▶ **Text block**:
PACS offer more than physical barriers alone. They consist of several components that operate together to prevent unauthorized property access without hindering access for authorized people.

The 5 main components of a PACS are:

  1. Physical access barriers
  2. Identifying credentials
  3. Readers
  4. Control panel
  5. Server

 

Physical access control intercom at a gated community.

 

1. Physical access barriers

To control physical access to a building, you need a barrier. And there are two main types of barriers: physical barriers and authority barriers.

 

Physical barriers

Physical barriers are exactly what they sound like – turnstiles, gates, and locked doors. To clarify, they’re literal barriers meant to keep unauthorized people out. In order to get past a physical barrier, users must have a device like a key, fob, or PIN code.

Physical barriers may work in combination with authority barriers to block people from entering your building without permission.

 

Authority barriers

Authority barriers are the people who check the credentials of anyone seeking access. An authority barrier could be a security guard, a staff member, or even residents themselves.

▶ **Dataset extract**:

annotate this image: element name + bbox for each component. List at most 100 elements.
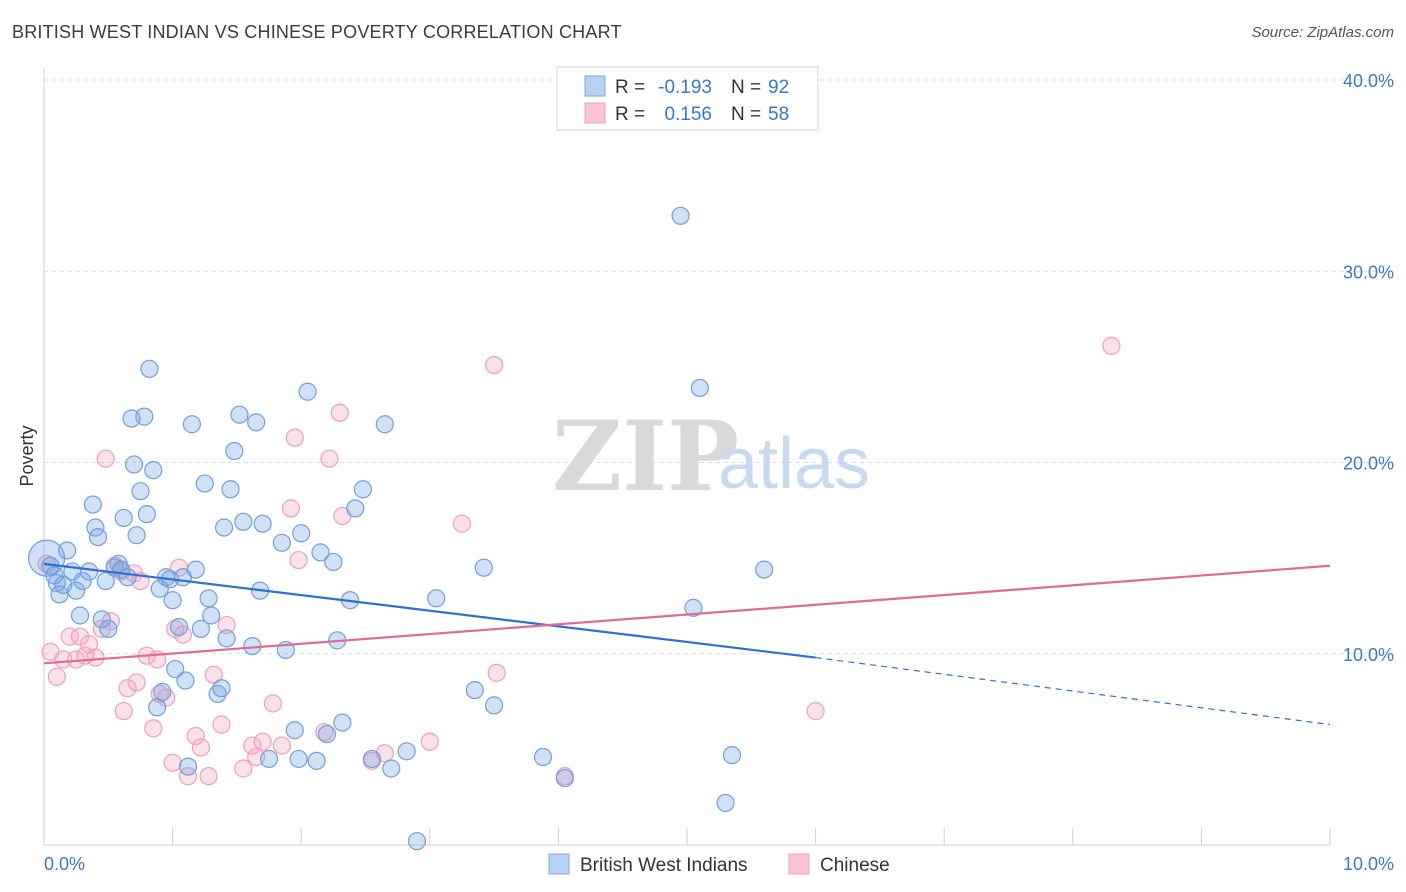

▶ **Work to do**:
1. In the access control text, what are the two main types of barriers?
2. Quote the access control text from "PACS offer more" to "for authorized people.".
3. List the five main components of a PACS that the access control text names.

▶ **Written responses**:
1. Physical barriers and authority barriers.

2.
PACS offer more than physical barriers alone. They consist of several components that operate together to prevent unauthorized property access without hindering access for authorized people.

3. Physical access barriers, identifying credentials, readers, control panel, server